GIVEN EXERCISE:
Print the rows, starting with the first line and continuing through the line containing "media-icon[interactable]: ≡ [540,101,546,113]", with both ends included and every line unchanged.

INFORMATION SUPPLIED:
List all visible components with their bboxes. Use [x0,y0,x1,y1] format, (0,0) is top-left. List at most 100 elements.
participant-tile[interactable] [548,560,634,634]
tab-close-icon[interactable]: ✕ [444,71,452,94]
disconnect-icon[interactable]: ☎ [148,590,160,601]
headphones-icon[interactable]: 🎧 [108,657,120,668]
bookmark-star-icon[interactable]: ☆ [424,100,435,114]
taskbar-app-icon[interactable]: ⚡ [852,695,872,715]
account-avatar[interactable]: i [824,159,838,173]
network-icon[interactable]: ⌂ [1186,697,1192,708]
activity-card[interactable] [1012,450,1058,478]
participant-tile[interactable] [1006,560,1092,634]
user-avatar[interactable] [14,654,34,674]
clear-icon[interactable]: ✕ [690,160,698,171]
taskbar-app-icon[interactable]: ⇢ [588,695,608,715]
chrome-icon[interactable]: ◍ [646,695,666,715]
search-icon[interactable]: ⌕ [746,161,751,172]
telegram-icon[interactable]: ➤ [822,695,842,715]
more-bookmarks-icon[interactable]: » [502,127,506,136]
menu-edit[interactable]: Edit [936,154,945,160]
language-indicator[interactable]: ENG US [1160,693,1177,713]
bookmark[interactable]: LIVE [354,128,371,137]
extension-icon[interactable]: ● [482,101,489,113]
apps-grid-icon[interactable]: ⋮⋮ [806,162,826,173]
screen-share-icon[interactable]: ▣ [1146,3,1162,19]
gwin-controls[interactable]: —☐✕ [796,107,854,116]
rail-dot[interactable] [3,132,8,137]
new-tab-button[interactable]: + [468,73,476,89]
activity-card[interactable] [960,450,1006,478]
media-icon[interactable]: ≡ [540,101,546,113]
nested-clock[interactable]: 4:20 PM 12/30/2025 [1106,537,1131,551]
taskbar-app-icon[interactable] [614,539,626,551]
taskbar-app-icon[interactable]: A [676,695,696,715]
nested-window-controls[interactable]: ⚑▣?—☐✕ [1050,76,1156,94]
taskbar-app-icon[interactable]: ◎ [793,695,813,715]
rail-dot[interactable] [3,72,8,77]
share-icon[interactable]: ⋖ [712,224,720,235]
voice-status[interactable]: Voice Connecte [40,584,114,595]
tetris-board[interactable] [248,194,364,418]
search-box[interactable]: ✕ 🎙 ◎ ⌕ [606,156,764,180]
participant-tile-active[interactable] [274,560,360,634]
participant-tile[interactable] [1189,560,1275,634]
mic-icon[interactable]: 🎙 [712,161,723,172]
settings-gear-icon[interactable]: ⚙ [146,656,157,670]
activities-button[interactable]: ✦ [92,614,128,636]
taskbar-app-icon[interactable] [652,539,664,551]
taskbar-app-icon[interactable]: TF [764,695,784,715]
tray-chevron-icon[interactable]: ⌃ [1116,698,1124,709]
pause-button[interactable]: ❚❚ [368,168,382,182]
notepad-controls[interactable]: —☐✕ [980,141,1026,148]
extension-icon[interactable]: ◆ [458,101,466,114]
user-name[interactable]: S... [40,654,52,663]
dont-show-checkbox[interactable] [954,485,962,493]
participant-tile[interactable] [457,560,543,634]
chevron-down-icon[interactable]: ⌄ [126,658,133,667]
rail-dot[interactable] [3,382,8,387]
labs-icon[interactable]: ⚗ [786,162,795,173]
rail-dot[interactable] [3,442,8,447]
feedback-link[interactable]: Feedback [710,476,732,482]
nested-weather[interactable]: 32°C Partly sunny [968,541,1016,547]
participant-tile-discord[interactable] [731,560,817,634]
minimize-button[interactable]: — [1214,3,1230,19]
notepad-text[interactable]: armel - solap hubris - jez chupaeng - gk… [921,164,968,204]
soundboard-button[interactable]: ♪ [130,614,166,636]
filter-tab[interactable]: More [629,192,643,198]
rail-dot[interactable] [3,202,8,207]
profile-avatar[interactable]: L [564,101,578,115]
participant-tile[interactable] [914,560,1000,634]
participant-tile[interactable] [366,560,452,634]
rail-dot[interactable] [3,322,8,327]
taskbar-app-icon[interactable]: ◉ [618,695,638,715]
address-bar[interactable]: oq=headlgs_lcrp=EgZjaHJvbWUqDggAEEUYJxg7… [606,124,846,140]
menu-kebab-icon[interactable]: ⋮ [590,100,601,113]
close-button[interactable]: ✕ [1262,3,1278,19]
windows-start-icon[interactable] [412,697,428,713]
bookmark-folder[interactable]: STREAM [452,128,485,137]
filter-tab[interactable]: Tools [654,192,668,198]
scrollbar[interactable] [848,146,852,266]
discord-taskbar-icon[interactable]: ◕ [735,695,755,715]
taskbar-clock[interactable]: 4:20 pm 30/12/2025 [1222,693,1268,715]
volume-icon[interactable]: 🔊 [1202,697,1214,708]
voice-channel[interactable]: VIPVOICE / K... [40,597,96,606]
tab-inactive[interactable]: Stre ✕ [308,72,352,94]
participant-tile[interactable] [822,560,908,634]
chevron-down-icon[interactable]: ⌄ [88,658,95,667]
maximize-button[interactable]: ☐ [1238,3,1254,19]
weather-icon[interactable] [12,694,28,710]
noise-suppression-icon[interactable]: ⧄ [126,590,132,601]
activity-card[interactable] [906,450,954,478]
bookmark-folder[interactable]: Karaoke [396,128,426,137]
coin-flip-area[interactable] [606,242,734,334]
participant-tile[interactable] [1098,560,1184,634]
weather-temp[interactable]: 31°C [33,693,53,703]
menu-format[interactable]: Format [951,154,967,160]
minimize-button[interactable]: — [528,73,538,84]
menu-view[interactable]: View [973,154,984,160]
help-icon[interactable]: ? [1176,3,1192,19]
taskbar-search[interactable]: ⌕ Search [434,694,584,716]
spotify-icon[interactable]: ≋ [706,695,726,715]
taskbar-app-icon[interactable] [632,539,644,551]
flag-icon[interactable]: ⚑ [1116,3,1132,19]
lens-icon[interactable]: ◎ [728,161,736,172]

CORRECT OUTPUT:
List all visible components with their bboxes. Use [x0,y0,x1,y1] format, (0,0) is top-left. List at most 100 elements.
participant-tile[interactable] [548,560,634,634]
tab-close-icon[interactable]: ✕ [444,71,452,94]
disconnect-icon[interactable]: ☎ [148,590,160,601]
headphones-icon[interactable]: 🎧 [108,657,120,668]
bookmark-star-icon[interactable]: ☆ [424,100,435,114]
taskbar-app-icon[interactable]: ⚡ [852,695,872,715]
account-avatar[interactable]: i [824,159,838,173]
network-icon[interactable]: ⌂ [1186,697,1192,708]
activity-card[interactable] [1012,450,1058,478]
participant-tile[interactable] [1006,560,1092,634]
user-avatar[interactable] [14,654,34,674]
clear-icon[interactable]: ✕ [690,160,698,171]
taskbar-app-icon[interactable]: ⇢ [588,695,608,715]
chrome-icon[interactable]: ◍ [646,695,666,715]
search-icon[interactable]: ⌕ [746,161,751,172]
telegram-icon[interactable]: ➤ [822,695,842,715]
more-bookmarks-icon[interactable]: » [502,127,506,136]
menu-edit[interactable]: Edit [936,154,945,160]
language-indicator[interactable]: ENG US [1160,693,1177,713]
bookmark[interactable]: LIVE [354,128,371,137]
extension-icon[interactable]: ● [482,101,489,113]
apps-grid-icon[interactable]: ⋮⋮ [806,162,826,173]
screen-share-icon[interactable]: ▣ [1146,3,1162,19]
gwin-controls[interactable]: —☐✕ [796,107,854,116]
rail-dot[interactable] [3,132,8,137]
new-tab-button[interactable]: + [468,73,476,89]
activity-card[interactable] [960,450,1006,478]
media-icon[interactable]: ≡ [540,101,546,113]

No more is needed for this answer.